Given task: Tally the lines that contain "scroll" and report the total alone.

(Dataset items)
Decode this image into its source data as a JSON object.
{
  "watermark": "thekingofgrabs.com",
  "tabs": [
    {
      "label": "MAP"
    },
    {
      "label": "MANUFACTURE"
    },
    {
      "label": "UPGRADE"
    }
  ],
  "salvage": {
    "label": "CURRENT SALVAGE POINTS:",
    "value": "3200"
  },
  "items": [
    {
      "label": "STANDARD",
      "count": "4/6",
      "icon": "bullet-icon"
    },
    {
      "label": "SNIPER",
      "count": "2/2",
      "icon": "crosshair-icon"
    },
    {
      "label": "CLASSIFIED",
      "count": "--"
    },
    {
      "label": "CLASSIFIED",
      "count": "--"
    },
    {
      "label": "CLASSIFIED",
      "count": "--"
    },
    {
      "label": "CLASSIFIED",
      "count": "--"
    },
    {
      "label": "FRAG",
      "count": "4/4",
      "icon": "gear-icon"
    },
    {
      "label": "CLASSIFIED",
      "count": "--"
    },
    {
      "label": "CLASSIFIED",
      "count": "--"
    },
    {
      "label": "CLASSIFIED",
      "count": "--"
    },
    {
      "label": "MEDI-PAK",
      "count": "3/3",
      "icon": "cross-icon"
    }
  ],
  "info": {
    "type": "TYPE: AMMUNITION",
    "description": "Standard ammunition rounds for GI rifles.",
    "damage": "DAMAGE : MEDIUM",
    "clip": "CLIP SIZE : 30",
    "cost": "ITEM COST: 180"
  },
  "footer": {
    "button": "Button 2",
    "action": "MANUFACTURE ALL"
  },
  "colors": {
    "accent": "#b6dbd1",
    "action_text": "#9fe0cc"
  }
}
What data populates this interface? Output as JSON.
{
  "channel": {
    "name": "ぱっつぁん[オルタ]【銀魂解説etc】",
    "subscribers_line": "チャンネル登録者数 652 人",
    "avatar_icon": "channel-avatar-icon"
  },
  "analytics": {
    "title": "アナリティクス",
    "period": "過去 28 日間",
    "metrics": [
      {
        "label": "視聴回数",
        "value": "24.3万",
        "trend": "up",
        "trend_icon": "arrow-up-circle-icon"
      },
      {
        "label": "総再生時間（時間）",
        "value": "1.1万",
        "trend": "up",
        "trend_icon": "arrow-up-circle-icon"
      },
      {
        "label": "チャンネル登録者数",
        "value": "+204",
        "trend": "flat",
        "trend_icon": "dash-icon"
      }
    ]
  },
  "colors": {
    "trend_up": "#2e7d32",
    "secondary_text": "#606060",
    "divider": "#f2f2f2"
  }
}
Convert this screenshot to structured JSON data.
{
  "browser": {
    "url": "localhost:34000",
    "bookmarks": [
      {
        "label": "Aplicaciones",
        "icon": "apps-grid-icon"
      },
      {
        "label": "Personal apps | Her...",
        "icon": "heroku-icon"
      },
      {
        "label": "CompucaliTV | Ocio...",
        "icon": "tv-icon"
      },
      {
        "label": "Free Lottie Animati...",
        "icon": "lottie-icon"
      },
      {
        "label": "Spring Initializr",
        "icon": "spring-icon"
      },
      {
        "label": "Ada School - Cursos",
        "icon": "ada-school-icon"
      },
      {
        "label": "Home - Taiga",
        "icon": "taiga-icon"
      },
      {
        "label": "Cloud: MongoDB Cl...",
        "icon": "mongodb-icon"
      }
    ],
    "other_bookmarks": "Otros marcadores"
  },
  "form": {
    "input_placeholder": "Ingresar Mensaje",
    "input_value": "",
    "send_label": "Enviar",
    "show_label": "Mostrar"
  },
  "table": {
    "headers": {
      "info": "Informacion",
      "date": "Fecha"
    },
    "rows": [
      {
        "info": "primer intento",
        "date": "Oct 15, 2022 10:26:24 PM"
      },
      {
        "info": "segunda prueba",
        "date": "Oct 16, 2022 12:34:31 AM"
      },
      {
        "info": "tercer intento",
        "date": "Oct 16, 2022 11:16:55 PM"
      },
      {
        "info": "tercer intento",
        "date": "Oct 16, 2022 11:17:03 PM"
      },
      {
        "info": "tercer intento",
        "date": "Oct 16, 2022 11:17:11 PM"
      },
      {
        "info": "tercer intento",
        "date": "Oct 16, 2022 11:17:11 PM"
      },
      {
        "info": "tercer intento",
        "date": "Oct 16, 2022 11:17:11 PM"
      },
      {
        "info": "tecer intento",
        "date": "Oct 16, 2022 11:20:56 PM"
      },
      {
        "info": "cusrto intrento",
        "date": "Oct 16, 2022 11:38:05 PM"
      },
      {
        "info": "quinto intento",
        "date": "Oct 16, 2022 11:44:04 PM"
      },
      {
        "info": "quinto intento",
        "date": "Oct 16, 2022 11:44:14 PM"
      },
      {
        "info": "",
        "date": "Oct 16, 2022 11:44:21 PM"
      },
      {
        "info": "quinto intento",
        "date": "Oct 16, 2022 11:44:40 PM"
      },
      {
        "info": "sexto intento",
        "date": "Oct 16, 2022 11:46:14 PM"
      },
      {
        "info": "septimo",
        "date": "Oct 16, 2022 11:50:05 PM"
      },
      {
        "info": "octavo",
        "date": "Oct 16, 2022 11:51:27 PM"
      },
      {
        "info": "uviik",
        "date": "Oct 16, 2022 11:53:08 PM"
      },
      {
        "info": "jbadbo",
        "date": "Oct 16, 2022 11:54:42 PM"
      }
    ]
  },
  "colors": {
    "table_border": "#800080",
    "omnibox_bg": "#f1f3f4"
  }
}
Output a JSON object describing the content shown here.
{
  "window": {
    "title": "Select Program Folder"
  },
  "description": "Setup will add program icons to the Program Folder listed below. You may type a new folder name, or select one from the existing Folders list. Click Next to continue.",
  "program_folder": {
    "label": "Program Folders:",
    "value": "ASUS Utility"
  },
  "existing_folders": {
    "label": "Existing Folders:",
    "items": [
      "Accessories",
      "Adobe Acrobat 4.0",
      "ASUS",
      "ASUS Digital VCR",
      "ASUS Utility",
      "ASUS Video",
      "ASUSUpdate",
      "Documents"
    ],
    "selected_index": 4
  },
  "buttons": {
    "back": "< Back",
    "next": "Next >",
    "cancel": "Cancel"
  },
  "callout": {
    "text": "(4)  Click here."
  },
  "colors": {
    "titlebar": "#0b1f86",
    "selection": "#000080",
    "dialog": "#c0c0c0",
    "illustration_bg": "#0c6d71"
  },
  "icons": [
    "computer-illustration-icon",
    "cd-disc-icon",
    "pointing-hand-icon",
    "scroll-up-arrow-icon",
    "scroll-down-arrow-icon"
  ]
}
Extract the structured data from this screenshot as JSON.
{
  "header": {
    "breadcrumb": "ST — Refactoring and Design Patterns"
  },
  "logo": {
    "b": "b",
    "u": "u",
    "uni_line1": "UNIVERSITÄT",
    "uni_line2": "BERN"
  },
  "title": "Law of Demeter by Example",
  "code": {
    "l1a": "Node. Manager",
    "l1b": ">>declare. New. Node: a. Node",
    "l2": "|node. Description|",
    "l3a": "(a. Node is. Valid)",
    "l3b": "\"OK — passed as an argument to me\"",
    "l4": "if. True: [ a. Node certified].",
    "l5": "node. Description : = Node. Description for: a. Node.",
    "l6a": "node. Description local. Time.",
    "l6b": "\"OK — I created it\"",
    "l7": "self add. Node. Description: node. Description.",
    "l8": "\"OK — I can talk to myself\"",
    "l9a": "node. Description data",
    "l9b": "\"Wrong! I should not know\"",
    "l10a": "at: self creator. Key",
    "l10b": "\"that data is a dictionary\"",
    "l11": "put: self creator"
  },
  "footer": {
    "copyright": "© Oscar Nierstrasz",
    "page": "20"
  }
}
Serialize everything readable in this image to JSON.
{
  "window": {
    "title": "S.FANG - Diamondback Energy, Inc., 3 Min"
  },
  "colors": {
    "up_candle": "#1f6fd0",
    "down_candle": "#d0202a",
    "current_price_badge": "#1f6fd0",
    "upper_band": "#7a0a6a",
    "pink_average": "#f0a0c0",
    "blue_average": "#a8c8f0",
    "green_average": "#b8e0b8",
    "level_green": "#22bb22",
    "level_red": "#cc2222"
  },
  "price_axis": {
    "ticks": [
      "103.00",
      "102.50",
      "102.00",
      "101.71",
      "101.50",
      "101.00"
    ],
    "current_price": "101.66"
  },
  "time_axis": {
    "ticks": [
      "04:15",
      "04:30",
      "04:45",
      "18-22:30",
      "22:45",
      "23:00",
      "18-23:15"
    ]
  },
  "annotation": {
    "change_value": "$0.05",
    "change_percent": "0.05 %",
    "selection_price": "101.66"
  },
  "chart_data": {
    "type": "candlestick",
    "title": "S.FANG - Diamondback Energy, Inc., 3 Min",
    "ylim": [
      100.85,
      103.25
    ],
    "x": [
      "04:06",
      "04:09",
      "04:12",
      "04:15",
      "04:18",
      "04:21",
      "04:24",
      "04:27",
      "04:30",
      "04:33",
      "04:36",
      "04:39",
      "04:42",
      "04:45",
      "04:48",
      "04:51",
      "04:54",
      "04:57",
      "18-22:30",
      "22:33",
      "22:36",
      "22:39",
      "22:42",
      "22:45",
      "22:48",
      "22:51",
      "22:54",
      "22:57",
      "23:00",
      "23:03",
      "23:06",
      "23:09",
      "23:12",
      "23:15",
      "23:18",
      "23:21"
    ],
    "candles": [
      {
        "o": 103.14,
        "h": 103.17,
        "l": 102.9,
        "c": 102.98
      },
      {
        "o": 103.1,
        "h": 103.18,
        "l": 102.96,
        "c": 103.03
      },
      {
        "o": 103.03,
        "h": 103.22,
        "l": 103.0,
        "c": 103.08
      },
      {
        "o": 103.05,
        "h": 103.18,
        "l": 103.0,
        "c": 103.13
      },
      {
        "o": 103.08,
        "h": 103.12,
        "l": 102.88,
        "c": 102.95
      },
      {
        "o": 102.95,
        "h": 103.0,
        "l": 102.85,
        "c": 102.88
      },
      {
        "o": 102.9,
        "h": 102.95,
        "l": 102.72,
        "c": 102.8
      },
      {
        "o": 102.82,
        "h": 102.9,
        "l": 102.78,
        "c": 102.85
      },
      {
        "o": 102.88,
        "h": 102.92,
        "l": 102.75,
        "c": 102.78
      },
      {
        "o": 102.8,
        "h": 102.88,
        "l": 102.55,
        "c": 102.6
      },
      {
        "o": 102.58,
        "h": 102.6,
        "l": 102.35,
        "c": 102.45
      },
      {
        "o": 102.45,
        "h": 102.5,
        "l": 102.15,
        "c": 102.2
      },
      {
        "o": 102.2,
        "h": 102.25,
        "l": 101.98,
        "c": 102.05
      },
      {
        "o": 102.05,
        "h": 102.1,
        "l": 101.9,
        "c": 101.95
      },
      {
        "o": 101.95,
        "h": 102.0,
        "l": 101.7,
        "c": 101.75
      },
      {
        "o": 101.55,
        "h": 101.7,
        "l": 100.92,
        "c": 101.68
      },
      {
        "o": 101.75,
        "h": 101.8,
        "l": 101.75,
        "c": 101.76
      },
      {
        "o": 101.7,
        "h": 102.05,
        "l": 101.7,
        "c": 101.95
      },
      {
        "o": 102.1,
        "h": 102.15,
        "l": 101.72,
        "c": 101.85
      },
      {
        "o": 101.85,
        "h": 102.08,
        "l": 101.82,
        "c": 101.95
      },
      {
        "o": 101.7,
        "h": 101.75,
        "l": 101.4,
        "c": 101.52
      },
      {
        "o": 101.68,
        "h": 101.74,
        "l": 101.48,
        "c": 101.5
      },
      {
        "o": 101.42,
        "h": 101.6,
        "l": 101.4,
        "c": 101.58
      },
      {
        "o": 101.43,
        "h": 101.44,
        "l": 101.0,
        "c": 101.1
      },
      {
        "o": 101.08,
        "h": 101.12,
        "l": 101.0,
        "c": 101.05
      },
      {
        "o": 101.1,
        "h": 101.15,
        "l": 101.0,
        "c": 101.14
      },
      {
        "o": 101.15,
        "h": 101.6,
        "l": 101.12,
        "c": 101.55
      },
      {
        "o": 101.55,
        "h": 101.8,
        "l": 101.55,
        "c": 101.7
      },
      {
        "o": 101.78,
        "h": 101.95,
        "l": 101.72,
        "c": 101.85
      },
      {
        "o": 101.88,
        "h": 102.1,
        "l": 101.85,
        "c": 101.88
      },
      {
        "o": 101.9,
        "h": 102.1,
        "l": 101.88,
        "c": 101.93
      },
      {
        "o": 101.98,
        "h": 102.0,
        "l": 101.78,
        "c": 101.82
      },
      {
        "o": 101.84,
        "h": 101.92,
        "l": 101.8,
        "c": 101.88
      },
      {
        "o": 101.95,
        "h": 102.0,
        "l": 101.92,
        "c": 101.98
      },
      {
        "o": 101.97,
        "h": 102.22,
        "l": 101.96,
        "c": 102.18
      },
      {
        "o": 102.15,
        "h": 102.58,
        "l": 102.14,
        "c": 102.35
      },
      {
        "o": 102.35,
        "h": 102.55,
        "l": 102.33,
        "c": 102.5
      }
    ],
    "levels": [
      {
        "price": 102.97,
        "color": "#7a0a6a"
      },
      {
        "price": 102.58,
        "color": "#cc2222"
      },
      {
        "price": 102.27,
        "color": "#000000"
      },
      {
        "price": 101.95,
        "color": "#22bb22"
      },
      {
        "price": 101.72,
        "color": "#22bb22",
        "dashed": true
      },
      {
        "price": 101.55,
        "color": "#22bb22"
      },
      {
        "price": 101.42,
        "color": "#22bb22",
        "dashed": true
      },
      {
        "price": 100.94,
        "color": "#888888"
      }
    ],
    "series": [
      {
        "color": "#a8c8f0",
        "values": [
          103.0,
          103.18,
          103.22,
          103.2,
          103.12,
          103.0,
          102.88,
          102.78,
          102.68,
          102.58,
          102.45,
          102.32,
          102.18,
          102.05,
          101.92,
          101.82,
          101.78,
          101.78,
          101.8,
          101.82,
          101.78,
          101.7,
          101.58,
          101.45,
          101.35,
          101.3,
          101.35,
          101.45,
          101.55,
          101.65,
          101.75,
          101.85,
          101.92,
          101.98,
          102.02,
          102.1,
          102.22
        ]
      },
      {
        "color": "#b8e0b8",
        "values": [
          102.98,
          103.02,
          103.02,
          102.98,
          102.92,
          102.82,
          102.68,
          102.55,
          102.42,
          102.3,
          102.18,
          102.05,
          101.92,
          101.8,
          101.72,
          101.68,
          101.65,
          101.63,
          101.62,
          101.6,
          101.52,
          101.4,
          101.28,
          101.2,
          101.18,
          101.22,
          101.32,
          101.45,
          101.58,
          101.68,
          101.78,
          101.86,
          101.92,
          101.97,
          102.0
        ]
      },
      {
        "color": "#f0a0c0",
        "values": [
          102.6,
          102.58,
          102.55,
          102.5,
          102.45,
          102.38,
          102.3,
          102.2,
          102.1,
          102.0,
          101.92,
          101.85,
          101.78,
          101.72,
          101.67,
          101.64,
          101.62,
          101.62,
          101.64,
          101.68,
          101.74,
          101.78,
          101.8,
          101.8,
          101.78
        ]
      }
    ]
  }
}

Finished exercise: 2